取り組む作業.
ワイヤーアートと木工の職人を紹介する文章を、最後の文の次から書き継ぐこと。

文書の抜粋.
===============
始まりは仕入れた骨董品に、束になった針金がおまけで付いてきたこと。もったいないからと作ったモノが評判となって、各地で開かれる展示会や個展へ呼ばれることに。
作ることも、日々の営みも、雲水のごとく流れに身を任せるのが彼のスタイル。だから、ワイヤーアートも決して執着するところではない。
「続けていけたら嬉しいけど、違うことをやることになってもいい。先がわからないことを楽しみにしたい」
- ワイヤーアート 関 昌生さん
- 久留米市出身。23年前に骨董品で賑わう吉井町に移り住む。古道具屋を営む傍ら、ワイヤーアートの制作を始めて早20年。人に作品をアピールすることは苦手。
年輪を重ねて
より味わい深く
取材中も客足が絶えない。東京など遠方からわざわざ訪ねてくる人もいるとか。杉の木の厚いドアが洒落た造りのアトリエ兼カフェには、どっしりと重厚感あるテーブルやスツール、表面に刻まれた鑿跡が味わい深い皿やトレイ、カッティングボードが並び、優しく落ち着いた佇まいを見せる。人気の秘密を探ろうとするが、山口 和宏さんは柔和な笑みを見せながら困った顔でのたまう。
「モノの良さって言葉では伝えられないところがあります。音楽は頭で考えるのではなく、聞いて感じるものですよね。それと一緒じゃないかな」
木工職人として30年以上の経歴を持つ山口さん。現在はお店の切り盛りを娘に任せつつ、娘と結婚したことで彼の仕事に興味を持った義理の息子と2人で家具作りに励む。
「今使っている木は北海道や東北のナラ、クリ、ヤマザクラ、クルミ。昔、九州山地にもナラやクリの木がありました。でも使い尽くされて、今は植林されたスギやヒノキばかりで」
家具や小物を作るには見劣りするスギに付加価値を持たせた九州産の作品制作が目下の課題である。
- 木工 山口 和宏さん
- 北九州市出身。30歳の時に独立し、うきはの地に工房を構える。以来33年間、家具や小物を作り続けてきたベテラン職人。2018年8月にアトリエ兼カフェをオープン。
===============
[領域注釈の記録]
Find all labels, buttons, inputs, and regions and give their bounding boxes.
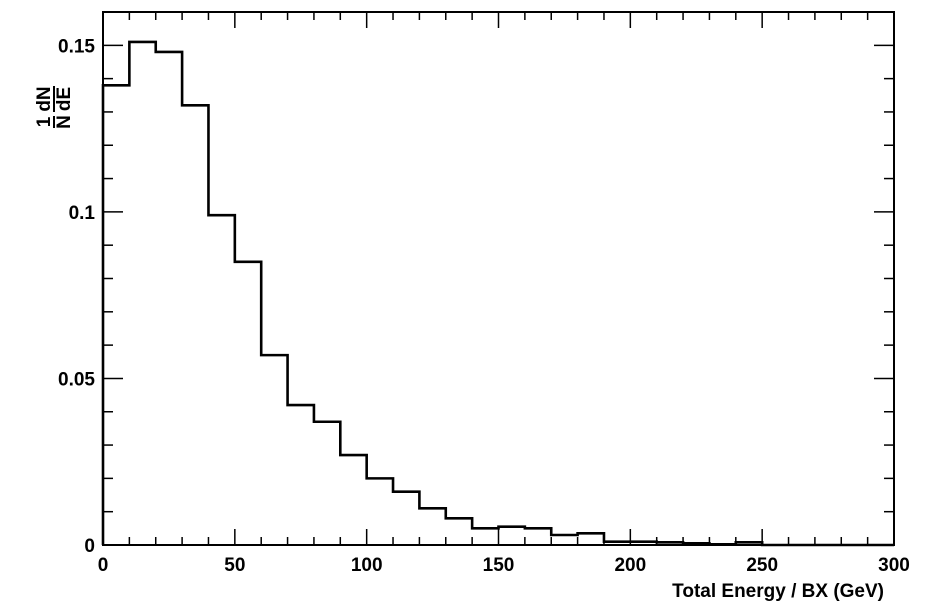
y-tick-label: 0.05 — [58, 369, 95, 390]
x-tick-label: 200 — [614, 555, 646, 576]
y-tick-label: 0 — [84, 536, 95, 557]
histogram-bins — [103, 42, 894, 545]
x-tick-labels: 0 50 100 150 200 250 300 — [98, 555, 910, 576]
y-title-fraction-numerator: dN — [34, 86, 55, 111]
y-title-prefix-denominator: N — [54, 115, 75, 129]
plot-frame — [102, 11, 895, 546]
x-tick-label: 100 — [351, 555, 383, 576]
x-tick-label: 150 — [483, 555, 515, 576]
x-axis-title: Total Energy / BX (GeV) — [672, 581, 884, 602]
y-axis-title: 1 N dN dE — [34, 86, 75, 129]
x-tick-label: 300 — [878, 555, 910, 576]
x-tick-label: 50 — [224, 555, 245, 576]
y-title-fraction-denominator: dE — [54, 87, 75, 111]
y-tick-label: 0.15 — [58, 36, 95, 57]
x-tick-label: 0 — [98, 555, 109, 576]
x-tick-label: 250 — [746, 555, 778, 576]
y-tick-labels: 0 0.05 0.1 0.15 — [58, 36, 95, 557]
histogram-outline — [101, 40, 894, 547]
y-title-prefix-numerator: 1 — [34, 116, 55, 127]
y-tick-label: 0.1 — [69, 203, 96, 224]
axis-ticks — [102, 11, 895, 546]
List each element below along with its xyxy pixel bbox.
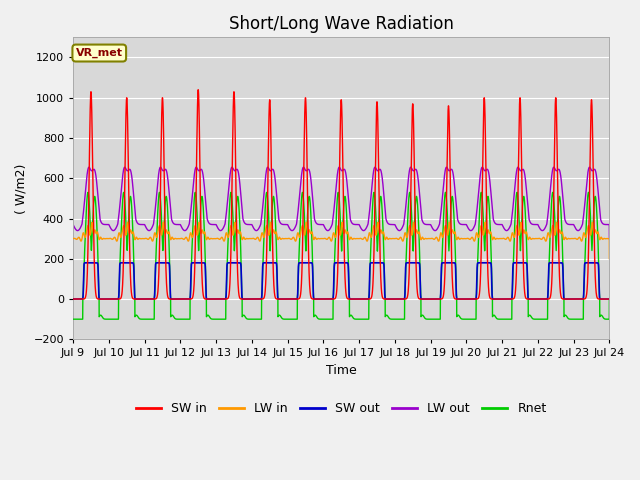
Title: Short/Long Wave Radiation: Short/Long Wave Radiation bbox=[228, 15, 454, 33]
X-axis label: Time: Time bbox=[326, 364, 356, 377]
Text: VR_met: VR_met bbox=[76, 48, 123, 58]
Y-axis label: ( W/m2): ( W/m2) bbox=[15, 163, 28, 214]
Legend: SW in, LW in, SW out, LW out, Rnet: SW in, LW in, SW out, LW out, Rnet bbox=[131, 397, 552, 420]
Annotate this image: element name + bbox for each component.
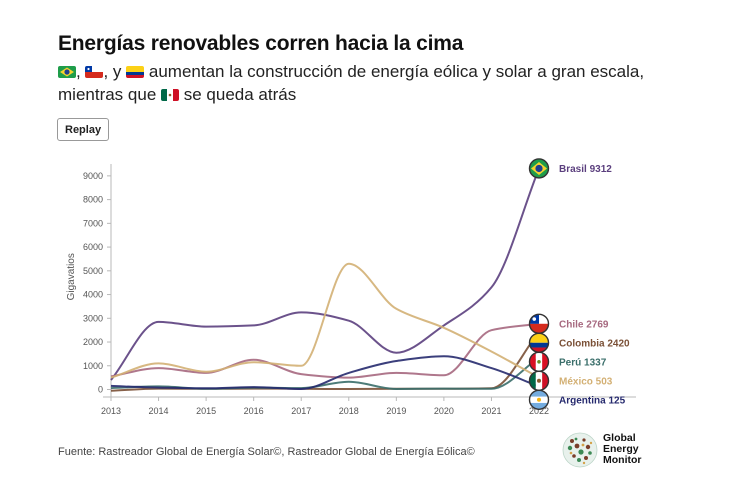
- peru-flag-icon: [528, 351, 550, 372]
- chart-subtitle: , , y aumentan la construcción de energí…: [58, 60, 658, 106]
- end-label-peru: Perú 1337: [559, 357, 607, 368]
- mexico-flag-icon: [161, 89, 180, 101]
- x-tick-label: 2015: [196, 406, 216, 416]
- replay-button[interactable]: Replay: [57, 118, 110, 141]
- chile-flag-icon: [85, 66, 104, 78]
- y-tick-label: 3000: [83, 313, 103, 323]
- subtitle-separator: , y: [103, 62, 122, 81]
- y-tick-label: 8000: [83, 195, 103, 205]
- chile-flag-icon: [528, 313, 550, 334]
- y-tick-label: 0: [98, 385, 103, 395]
- chart-title: Energías renovables corren hacia la cima: [58, 32, 464, 55]
- x-tick-label: 2013: [101, 406, 121, 416]
- x-tick-label: 2022: [529, 406, 549, 416]
- y-tick-label: 1000: [83, 361, 103, 371]
- argentina-flag-icon: [528, 389, 550, 410]
- y-tick-label: 5000: [83, 266, 103, 276]
- colombia-flag-icon: [126, 66, 145, 78]
- x-tick-label: 2020: [434, 406, 454, 416]
- series-line-chile: [110, 322, 540, 379]
- brazil-flag-icon: [528, 158, 550, 179]
- series-line-argentina: [110, 355, 540, 391]
- subtitle-text: aumentan la construcción de energía eóli…: [58, 62, 645, 104]
- y-tick-label: 6000: [83, 242, 103, 252]
- end-label-colombia: Colombia 2420: [559, 338, 630, 349]
- brazil-flag-icon: [58, 66, 76, 78]
- end-label-argentina: Argentina 125: [559, 395, 626, 406]
- x-tick-label: 2017: [291, 406, 311, 416]
- series-line-brasil: [110, 168, 540, 381]
- logo-wordmark: Global Energy Monitor: [603, 432, 642, 466]
- y-axis-label: Gigavatios: [66, 253, 77, 300]
- x-tick-label: 2021: [481, 406, 501, 416]
- mexico-flag-icon: [528, 370, 550, 391]
- x-tick-label: 2018: [339, 406, 359, 416]
- source-note: Fuente: Rastreador Global de Energía Sol…: [58, 446, 475, 458]
- series-line-mexico: [110, 262, 540, 379]
- x-tick-label: 2014: [149, 406, 169, 416]
- end-label-brasil: Brasil 9312: [559, 164, 612, 175]
- colombia-flag-icon: [528, 332, 550, 353]
- x-tick-label: 2016: [244, 406, 264, 416]
- end-label-mexico: México 503: [559, 376, 613, 387]
- y-tick-label: 9000: [83, 171, 103, 181]
- global-energy-monitor-logo: Global Energy Monitor: [562, 432, 672, 472]
- y-tick-label: 4000: [83, 290, 103, 300]
- x-tick-label: 2019: [386, 406, 406, 416]
- end-label-chile: Chile 2769: [559, 319, 609, 330]
- subtitle-text-end: se queda atrás: [183, 85, 297, 104]
- subtitle-separator: ,: [76, 62, 81, 81]
- y-tick-label: 2000: [83, 337, 103, 347]
- y-tick-label: 7000: [83, 218, 103, 228]
- globe-icon: [562, 432, 598, 468]
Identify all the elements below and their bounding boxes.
===============
回答.
ガラスを使って
自由に遊ぶ
教会の権威を象徴するために時の権力者によって作られたステンドグラスは、国によって時代によって趣が異なるという。尾花 光昭さんは各時代の様式を取り入れつつ、今の時代を意識した作品を生み出す。
ギャラリーには和風から中国風、西洋の古式ゆかしいデザインまで、その絵柄も形もバラエティに富んだステンドグラスの作品が並ぶ。現在は菖蒲や椿、鳥獣戯画など和をモチーフとしたデザインを中心に制作。幻想的な光を我々に投げかける。
「なんでもやる。やろうと思えばなんでもできる。遊びながら試します」
その製法に決まりごとはなく、時には木工や鉄工等の技術とも組み合わせながら、尾花さんはガラスを使って自由な発想で遊ぶ。それはステンドグラスの歴史に連なる新たな潮流を作るものと言えるだろう。
「作っていたら100%いいものなんて。芸事は50歳でもまだ子どもと言う。70を過ぎないといいものができないって。職人もキリがない」
御年70歳を迎えた尾花さんがさらに成熟し、職人として最盛期を迎えるのはこれからなのかもしれない。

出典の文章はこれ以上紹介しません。